▶ _Goal of the exercise_
Copy each line of the entries that contains the word "foyer".

* BEGIN Exercise materials *

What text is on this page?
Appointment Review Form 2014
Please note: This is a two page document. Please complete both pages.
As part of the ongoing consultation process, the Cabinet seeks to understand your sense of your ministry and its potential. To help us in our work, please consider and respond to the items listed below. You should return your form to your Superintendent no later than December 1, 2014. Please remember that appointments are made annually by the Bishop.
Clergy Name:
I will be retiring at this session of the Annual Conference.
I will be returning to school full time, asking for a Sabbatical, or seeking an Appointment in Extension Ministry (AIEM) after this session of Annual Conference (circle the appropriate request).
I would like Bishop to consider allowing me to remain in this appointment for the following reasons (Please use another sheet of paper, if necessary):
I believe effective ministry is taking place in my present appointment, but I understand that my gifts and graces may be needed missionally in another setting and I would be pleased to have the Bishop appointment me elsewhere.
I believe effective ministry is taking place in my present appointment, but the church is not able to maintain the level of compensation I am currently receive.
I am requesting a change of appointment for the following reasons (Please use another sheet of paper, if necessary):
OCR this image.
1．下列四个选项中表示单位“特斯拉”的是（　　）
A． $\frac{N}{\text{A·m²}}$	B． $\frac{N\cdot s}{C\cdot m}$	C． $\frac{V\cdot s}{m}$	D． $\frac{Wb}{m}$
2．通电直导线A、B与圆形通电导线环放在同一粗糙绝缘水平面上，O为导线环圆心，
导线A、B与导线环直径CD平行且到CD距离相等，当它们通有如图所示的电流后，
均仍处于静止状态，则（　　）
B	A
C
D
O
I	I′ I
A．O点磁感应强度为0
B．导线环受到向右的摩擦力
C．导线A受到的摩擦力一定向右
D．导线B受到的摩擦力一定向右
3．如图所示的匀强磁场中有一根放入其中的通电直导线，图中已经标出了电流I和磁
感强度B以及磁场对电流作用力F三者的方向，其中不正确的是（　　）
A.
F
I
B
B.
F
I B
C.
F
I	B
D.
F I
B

* END Exercise materials *
* BEGIN Exercise materials *

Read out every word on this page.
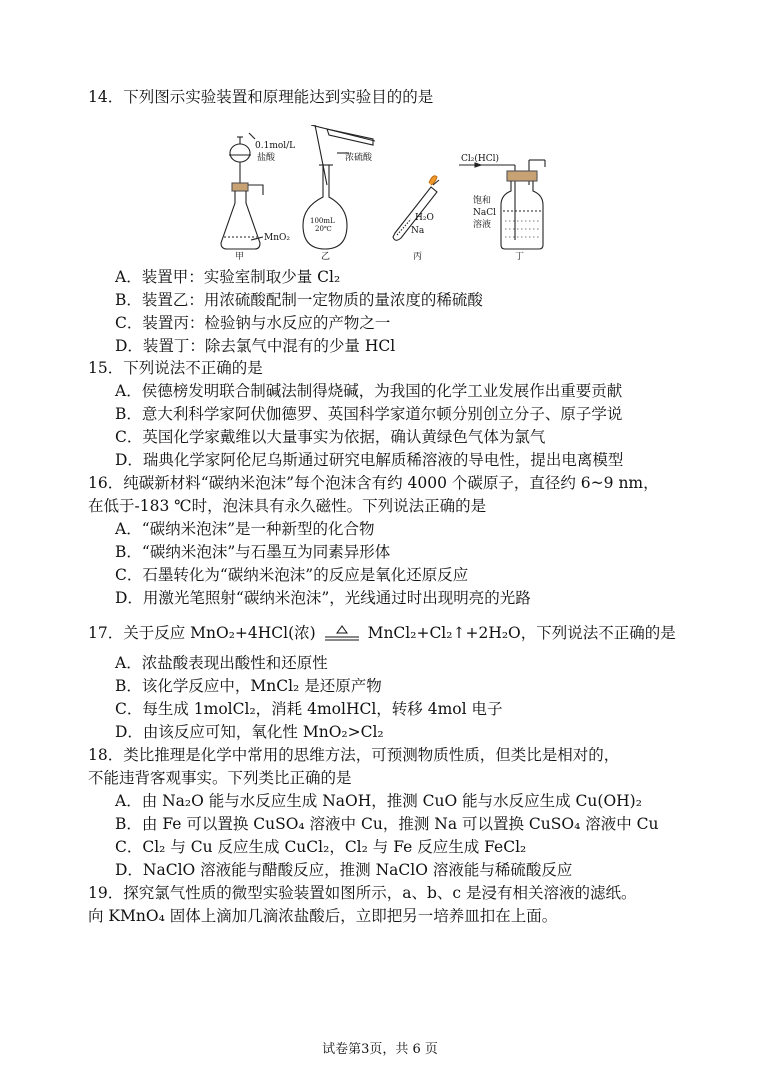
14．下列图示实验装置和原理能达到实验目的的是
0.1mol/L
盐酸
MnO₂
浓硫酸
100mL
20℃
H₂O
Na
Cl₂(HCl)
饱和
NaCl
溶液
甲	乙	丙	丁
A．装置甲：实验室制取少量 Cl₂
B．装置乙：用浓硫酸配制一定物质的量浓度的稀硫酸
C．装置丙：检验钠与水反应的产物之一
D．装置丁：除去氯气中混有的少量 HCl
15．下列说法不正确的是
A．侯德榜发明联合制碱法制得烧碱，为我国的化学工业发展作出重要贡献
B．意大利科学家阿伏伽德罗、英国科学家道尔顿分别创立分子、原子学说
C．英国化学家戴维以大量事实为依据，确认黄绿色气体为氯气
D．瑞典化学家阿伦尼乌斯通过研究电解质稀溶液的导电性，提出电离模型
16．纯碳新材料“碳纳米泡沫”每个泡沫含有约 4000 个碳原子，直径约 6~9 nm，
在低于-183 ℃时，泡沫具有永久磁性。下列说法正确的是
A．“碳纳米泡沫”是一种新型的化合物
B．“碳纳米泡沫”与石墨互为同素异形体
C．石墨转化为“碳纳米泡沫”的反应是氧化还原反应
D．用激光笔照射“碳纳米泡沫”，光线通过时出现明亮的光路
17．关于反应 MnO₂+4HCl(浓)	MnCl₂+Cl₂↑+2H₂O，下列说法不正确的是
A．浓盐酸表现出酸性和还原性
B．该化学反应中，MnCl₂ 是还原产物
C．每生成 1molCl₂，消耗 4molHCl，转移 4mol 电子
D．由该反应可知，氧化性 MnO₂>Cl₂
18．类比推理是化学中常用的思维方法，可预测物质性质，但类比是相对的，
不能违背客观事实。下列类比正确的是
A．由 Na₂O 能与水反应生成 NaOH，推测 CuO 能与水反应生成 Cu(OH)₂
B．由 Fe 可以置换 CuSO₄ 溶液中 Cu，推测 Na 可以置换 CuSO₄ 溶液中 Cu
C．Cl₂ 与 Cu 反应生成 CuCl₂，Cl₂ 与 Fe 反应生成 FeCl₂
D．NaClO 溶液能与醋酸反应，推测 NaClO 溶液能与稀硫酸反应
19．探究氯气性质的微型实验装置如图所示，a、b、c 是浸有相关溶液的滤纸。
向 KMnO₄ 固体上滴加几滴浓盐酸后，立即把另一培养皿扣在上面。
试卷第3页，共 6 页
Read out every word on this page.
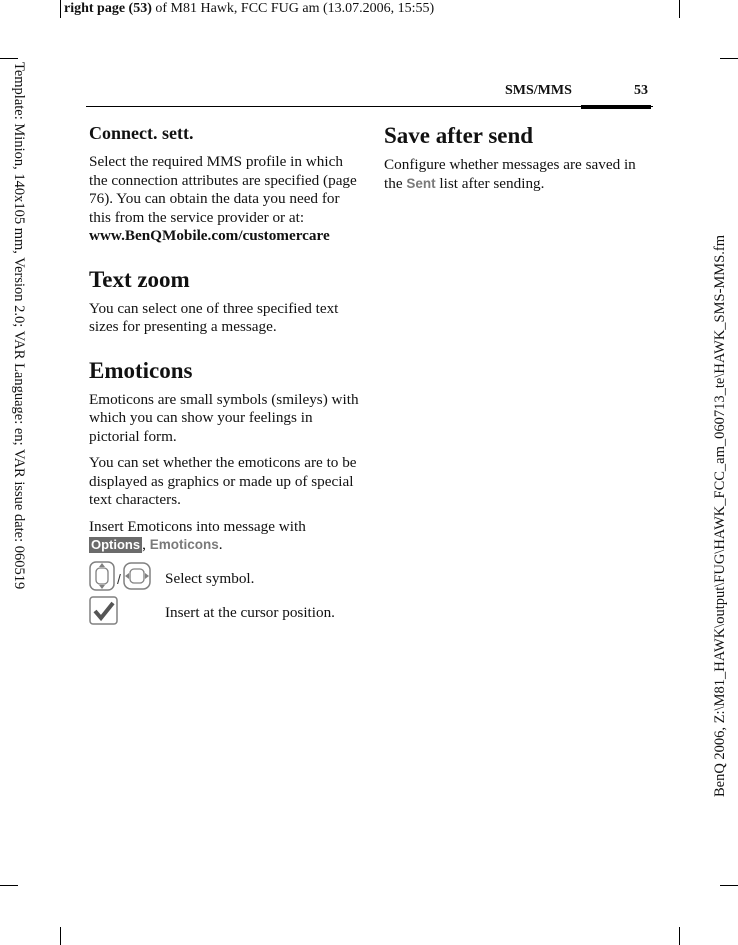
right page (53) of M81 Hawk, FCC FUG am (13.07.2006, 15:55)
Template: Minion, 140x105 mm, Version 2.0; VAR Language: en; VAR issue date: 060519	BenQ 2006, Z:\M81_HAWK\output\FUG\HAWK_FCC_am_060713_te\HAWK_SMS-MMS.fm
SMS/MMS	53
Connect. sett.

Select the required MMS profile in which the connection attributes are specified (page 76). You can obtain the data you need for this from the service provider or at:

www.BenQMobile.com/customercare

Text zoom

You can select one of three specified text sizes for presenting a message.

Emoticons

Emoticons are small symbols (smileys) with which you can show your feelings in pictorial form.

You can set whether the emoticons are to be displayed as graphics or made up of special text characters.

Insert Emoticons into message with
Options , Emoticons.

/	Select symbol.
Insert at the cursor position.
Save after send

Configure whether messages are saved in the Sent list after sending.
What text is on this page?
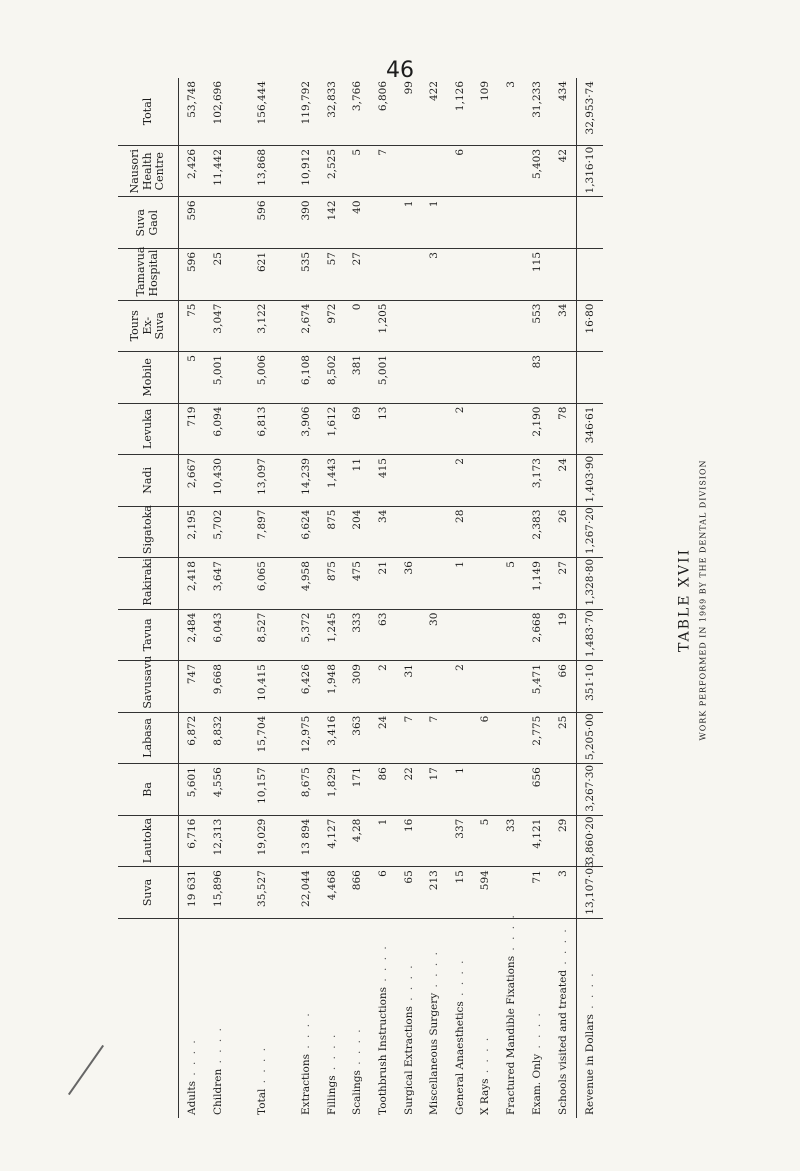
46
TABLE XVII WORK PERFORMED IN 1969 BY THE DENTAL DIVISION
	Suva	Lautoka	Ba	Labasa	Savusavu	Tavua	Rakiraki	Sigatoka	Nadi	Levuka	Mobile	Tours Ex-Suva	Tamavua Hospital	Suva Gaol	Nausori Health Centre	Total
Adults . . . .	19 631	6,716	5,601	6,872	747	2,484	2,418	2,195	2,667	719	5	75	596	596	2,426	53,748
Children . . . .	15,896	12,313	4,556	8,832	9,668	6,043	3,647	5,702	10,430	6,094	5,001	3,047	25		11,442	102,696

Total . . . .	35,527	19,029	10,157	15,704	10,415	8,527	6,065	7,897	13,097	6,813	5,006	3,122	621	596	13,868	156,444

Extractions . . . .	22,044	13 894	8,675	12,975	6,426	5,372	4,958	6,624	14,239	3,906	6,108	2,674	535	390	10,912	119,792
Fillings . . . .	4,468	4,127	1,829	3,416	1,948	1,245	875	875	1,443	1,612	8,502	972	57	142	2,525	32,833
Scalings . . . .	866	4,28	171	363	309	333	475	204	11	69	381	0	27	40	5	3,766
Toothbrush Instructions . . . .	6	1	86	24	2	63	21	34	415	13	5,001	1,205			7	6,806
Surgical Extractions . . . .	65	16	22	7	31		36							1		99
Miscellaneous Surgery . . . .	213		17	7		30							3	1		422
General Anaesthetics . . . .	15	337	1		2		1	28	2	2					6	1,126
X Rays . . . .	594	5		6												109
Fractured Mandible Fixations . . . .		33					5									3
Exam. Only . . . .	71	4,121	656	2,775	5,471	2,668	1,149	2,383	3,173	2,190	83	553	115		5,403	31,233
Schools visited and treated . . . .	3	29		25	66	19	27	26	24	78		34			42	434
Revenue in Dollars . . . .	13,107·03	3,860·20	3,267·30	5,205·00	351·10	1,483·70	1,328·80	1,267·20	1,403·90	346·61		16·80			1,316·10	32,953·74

* END Exercise materials *
* BEGIN Exercise materials *

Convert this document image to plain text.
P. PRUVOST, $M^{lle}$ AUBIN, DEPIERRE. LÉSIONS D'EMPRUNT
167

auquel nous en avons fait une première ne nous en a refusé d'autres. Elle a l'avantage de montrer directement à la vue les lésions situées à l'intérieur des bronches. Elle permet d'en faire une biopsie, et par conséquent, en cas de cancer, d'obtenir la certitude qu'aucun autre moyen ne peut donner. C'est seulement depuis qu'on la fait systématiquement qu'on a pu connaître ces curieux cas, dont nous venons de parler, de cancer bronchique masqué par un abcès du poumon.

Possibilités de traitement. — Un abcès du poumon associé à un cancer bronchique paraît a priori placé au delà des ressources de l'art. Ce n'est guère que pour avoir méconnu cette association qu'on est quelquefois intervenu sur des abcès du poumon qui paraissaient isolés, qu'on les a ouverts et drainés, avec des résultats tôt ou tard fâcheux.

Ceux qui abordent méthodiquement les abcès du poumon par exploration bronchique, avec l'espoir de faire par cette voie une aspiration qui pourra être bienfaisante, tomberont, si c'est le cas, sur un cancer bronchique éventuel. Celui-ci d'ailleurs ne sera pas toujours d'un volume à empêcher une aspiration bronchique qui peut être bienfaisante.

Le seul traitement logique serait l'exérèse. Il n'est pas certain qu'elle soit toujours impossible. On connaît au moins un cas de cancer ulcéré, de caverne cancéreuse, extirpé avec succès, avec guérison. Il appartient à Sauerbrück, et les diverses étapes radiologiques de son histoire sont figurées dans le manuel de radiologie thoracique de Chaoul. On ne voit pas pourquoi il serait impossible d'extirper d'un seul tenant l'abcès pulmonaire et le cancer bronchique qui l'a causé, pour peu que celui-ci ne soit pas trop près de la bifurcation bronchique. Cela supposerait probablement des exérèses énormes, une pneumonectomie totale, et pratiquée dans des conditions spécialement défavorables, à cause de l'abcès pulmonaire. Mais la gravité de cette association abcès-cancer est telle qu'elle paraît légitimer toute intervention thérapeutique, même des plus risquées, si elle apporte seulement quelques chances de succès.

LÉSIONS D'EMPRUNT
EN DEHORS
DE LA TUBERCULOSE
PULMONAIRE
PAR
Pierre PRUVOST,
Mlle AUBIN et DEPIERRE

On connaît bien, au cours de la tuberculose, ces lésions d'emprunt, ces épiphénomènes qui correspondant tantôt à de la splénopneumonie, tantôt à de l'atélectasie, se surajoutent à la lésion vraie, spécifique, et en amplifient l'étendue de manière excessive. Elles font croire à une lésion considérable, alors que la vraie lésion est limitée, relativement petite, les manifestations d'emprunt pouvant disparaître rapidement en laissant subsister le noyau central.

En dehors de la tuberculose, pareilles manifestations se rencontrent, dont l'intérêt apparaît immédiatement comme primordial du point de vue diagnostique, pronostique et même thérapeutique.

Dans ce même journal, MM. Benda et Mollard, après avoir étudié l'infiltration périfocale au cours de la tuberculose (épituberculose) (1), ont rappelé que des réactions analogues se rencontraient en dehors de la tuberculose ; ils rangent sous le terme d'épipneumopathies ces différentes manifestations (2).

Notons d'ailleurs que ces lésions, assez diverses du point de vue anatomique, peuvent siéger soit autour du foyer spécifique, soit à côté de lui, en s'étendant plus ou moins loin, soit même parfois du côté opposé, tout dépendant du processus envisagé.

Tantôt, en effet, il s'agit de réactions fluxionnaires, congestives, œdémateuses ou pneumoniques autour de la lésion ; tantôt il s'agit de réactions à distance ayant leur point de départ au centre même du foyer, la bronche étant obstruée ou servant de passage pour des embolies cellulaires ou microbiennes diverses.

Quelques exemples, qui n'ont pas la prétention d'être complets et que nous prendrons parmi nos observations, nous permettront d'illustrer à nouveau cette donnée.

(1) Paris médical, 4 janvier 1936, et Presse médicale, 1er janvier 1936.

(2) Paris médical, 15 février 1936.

* END Exercise materials *

▶ _Problem solution_
Notons d'ailleurs que ces lésions, assez diverses du point de vue anatomique, peuvent siéger soit autour du foyer spécifique, soit à côté de lui, en s'étendant plus ou moins loin, soit même parfois du côté opposé, tout dépendant du processus envisagé.
Tantôt, en effet, il s'agit de réactions fluxionnaires, congestives, œdémateuses ou pneumoniques autour de la lésion ; tantôt il s'agit de réactions à distance ayant leur point de départ au centre même du foyer, la bronche étant obstruée ou servant de passage pour des embolies cellulaires ou microbiennes diverses.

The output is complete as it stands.